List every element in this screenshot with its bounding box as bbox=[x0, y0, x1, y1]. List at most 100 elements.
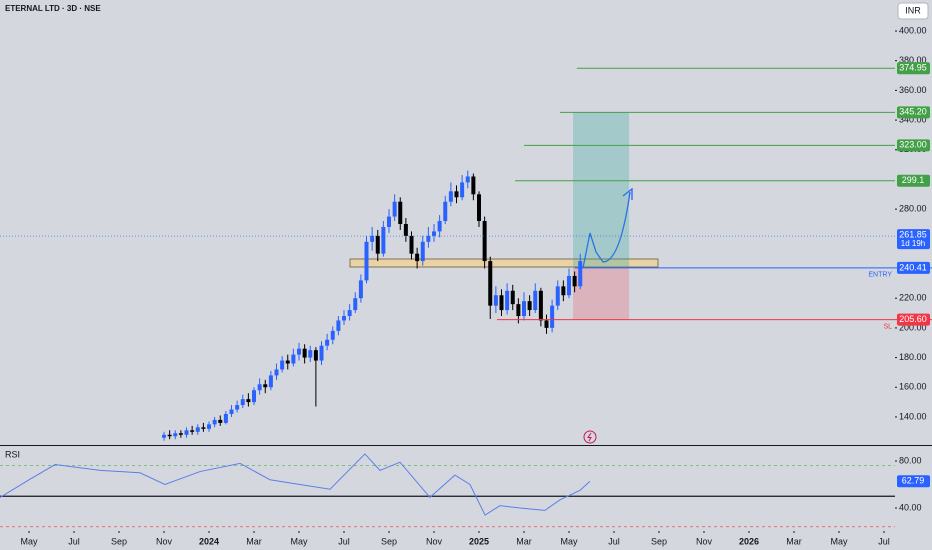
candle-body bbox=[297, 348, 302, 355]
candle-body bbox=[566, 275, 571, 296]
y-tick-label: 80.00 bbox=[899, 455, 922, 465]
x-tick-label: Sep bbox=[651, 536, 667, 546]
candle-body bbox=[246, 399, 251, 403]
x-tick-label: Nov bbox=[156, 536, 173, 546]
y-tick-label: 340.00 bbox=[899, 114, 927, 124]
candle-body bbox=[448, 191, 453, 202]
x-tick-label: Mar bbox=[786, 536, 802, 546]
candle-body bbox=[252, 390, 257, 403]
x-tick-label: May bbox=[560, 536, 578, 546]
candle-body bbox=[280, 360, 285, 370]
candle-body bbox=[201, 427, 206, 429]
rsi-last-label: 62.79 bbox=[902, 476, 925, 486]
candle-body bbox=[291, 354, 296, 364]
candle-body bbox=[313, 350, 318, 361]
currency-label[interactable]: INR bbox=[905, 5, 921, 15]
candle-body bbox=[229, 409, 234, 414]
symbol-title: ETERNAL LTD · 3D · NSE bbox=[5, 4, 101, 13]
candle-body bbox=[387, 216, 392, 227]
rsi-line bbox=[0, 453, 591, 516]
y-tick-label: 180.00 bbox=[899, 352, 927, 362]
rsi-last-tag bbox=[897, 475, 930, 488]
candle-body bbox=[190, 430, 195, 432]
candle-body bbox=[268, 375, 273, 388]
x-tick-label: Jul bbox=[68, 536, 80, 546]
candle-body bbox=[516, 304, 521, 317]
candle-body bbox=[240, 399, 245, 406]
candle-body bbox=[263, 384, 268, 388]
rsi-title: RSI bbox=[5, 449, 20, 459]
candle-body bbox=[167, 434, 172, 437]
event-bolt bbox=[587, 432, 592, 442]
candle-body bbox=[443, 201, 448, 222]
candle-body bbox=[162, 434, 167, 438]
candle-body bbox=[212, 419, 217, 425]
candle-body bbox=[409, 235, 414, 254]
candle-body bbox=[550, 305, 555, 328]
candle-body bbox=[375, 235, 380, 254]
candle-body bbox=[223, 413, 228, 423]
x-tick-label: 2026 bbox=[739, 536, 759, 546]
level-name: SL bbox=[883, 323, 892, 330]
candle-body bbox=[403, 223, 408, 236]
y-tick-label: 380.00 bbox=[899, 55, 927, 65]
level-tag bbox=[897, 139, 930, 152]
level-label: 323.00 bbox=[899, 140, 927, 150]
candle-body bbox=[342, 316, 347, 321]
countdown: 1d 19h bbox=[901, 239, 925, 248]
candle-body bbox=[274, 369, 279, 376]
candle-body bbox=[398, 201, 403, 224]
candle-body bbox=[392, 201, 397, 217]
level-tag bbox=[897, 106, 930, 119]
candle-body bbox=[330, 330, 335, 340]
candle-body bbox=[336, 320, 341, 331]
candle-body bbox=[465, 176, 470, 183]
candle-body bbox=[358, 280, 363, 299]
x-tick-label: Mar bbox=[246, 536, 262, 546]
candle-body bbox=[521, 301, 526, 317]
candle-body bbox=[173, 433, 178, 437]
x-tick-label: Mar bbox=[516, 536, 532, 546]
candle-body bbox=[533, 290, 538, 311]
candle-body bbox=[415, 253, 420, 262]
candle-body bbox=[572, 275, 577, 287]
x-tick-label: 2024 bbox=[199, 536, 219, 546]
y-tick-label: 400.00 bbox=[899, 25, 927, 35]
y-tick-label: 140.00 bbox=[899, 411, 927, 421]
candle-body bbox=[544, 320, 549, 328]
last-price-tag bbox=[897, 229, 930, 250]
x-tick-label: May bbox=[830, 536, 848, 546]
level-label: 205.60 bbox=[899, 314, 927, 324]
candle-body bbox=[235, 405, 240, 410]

▶ PROMPT
Rewrite the entries from the line with "candle-body bbox=[297, 348, 302, 355]" to the line with "currency-label[interactable]: INR bbox=[905, 5, 921, 15]", switching "y-tick-label" to "price-axis-label" and leaving everything else unchanged.

▶ COMPLETED EXERCISE
candle-body bbox=[297, 348, 302, 355]
candle-body bbox=[566, 275, 571, 296]
price-axis-label: 80.00 bbox=[899, 455, 922, 465]
x-tick-label: Sep bbox=[651, 536, 667, 546]
candle-body bbox=[246, 399, 251, 403]
x-tick-label: Nov bbox=[156, 536, 173, 546]
price-axis-label: 340.00 bbox=[899, 114, 927, 124]
candle-body bbox=[448, 191, 453, 202]
x-tick-label: Mar bbox=[786, 536, 802, 546]
candle-body bbox=[252, 390, 257, 403]
x-tick-label: May bbox=[560, 536, 578, 546]
candle-body bbox=[280, 360, 285, 370]
candle-body bbox=[201, 427, 206, 429]
rsi-last-label: 62.79 bbox=[902, 476, 925, 486]
candle-body bbox=[291, 354, 296, 364]
candle-body bbox=[313, 350, 318, 361]
currency-label[interactable]: INR bbox=[905, 5, 921, 15]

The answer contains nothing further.